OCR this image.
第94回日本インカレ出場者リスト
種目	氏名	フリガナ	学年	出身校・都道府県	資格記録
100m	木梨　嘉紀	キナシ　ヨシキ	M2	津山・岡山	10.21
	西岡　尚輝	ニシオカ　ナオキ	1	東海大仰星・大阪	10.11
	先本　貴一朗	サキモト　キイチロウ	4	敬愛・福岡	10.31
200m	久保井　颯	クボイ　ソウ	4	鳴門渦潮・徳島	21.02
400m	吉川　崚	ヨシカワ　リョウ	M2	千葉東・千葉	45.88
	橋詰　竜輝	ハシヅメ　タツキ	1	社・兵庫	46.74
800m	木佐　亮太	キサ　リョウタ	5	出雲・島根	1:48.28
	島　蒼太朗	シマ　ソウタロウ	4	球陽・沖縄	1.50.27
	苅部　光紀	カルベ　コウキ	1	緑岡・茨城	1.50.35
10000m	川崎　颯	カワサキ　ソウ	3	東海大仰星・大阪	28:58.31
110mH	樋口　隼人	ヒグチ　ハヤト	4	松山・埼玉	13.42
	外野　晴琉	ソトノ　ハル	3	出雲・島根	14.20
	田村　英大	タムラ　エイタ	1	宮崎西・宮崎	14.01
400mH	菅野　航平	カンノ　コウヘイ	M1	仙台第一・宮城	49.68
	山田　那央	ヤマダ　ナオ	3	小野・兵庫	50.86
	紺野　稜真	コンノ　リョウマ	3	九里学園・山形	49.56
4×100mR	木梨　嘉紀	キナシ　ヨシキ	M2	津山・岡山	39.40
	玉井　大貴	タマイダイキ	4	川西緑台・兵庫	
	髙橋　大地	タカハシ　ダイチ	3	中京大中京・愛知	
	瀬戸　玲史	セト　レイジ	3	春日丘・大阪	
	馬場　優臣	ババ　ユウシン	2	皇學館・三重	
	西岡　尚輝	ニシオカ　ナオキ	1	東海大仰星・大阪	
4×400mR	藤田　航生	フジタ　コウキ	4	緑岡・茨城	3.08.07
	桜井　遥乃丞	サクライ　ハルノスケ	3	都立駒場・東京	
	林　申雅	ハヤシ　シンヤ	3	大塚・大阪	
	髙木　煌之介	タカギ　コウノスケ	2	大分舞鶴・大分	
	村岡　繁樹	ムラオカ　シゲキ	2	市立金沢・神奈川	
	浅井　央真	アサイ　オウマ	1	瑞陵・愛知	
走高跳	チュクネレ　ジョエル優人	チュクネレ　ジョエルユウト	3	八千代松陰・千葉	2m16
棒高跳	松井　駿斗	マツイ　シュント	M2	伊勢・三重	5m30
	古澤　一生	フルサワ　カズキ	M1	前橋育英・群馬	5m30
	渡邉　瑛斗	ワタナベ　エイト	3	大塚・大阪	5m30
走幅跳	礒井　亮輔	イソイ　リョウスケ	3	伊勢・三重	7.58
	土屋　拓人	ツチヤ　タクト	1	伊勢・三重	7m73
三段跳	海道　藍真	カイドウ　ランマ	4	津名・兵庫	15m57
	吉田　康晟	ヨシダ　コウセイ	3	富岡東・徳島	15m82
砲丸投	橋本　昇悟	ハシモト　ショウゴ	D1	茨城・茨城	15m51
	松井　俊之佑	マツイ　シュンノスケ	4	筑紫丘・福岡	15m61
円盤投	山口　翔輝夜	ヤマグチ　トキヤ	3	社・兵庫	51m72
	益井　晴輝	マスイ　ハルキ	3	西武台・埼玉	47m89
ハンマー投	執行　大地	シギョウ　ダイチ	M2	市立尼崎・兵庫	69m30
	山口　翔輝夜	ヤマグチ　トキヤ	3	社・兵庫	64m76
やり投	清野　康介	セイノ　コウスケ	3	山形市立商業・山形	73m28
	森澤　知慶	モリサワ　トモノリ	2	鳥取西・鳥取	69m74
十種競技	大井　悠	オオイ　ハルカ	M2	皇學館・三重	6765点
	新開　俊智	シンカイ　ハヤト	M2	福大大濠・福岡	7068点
..............................
● **Exercise**: Copy each line of the data above that holds "ヤマグチ".

● **Exercise answer**:
円盤投	山口　翔輝夜	ヤマグチ　トキヤ	3	社・兵庫	51m72
	山口　翔輝夜	ヤマグチ　トキヤ	3	社・兵庫	64m76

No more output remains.